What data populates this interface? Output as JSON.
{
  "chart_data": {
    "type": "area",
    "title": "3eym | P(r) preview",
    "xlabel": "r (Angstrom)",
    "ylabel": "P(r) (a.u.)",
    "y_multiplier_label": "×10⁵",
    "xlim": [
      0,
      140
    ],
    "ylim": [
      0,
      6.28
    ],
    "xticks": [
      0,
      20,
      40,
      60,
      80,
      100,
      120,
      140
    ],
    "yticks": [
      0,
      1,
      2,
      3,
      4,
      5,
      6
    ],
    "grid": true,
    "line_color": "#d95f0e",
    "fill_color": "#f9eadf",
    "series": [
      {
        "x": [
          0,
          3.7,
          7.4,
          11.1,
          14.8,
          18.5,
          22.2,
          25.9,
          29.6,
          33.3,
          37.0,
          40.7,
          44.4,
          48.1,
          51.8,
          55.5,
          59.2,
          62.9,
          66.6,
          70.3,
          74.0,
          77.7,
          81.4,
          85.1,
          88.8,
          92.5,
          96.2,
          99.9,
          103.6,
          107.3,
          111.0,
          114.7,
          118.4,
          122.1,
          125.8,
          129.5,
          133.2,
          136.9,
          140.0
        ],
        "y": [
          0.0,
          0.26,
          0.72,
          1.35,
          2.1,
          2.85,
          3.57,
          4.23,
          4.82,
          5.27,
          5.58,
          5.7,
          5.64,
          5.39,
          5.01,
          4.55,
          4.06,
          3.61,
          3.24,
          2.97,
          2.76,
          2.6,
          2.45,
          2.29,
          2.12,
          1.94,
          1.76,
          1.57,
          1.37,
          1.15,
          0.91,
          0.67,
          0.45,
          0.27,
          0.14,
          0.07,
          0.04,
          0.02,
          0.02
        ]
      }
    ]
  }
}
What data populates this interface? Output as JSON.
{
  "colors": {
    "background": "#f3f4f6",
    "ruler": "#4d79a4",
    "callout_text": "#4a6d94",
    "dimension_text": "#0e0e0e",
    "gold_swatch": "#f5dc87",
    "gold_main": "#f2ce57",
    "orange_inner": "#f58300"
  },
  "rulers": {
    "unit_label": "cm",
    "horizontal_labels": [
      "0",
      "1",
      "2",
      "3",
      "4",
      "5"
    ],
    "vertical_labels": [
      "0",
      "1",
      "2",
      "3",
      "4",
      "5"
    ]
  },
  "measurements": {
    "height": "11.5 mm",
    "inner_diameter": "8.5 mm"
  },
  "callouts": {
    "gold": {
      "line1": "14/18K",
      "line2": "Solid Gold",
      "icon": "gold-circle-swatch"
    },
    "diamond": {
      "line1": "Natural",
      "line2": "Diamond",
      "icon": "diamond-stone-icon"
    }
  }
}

PROMPT: Please output the entries above, every line exactly as it reads.

EXERCISE OUTPUT:
What data populates this interface? Output as JSON.
{
  "chart_data": {
    "type": "area",
    "title": "3eym | P(r) preview",
    "xlabel": "r (Angstrom)",
    "ylabel": "P(r) (a.u.)",
    "y_multiplier_label": "×10⁵",
    "xlim": [
      0,
      140
    ],
    "ylim": [
      0,
      6.28
    ],
    "xticks": [
      0,
      20,
      40,
      60,
      80,
      100,
      120,
      140
    ],
    "yticks": [
      0,
      1,
      2,
      3,
      4,
      5,
      6
    ],
    "grid": true,
    "line_color": "#d95f0e",
    "fill_color": "#f9eadf",
    "series": [
      {
        "x": [
          0,
          3.7,
          7.4,
          11.1,
          14.8,
          18.5,
          22.2,
          25.9,
          29.6,
          33.3,
          37.0,
          40.7,
          44.4,
          48.1,
          51.8,
          55.5,
          59.2,
          62.9,
          66.6,
          70.3,
          74.0,
          77.7,
          81.4,
          85.1,
          88.8,
          92.5,
          96.2,
          99.9,
          103.6,
          107.3,
          111.0,
          114.7,
          118.4,
          122.1,
          125.8,
          129.5,
          133.2,
          136.9,
          140.0
        ],
        "y": [
          0.0,
          0.26,
          0.72,
          1.35,
          2.1,
          2.85,
          3.57,
          4.23,
          4.82,
          5.27,
          5.58,
          5.7,
          5.64,
          5.39,
          5.01,
          4.55,
          4.06,
          3.61,
          3.24,
          2.97,
          2.76,
          2.6,
          2.45,
          2.29,
          2.12,
          1.94,
          1.76,
          1.57,
          1.37,
          1.15,
          0.91,
          0.67,
          0.45,
          0.27,
          0.14,
          0.07,
          0.04,
          0.02,
          0.02
        ]
      }
    ]
  }
}
What data populates this interface? Output as JSON.
{
  "colors": {
    "background": "#f3f4f6",
    "ruler": "#4d79a4",
    "callout_text": "#4a6d94",
    "dimension_text": "#0e0e0e",
    "gold_swatch": "#f5dc87",
    "gold_main": "#f2ce57",
    "orange_inner": "#f58300"
  },
  "rulers": {
    "unit_label": "cm",
    "horizontal_labels": [
      "0",
      "1",
      "2",
      "3",
      "4",
      "5"
    ],
    "vertical_labels": [
      "0",
      "1",
      "2",
      "3",
      "4",
      "5"
    ]
  },
  "measurements": {
    "height": "11.5 mm",
    "inner_diameter": "8.5 mm"
  },
  "callouts": {
    "gold": {
      "line1": "14/18K",
      "line2": "Solid Gold",
      "icon": "gold-circle-swatch"
    },
    "diamond": {
      "line1": "Natural",
      "line2": "Diamond",
      "icon": "diamond-stone-icon"
    }
  }
}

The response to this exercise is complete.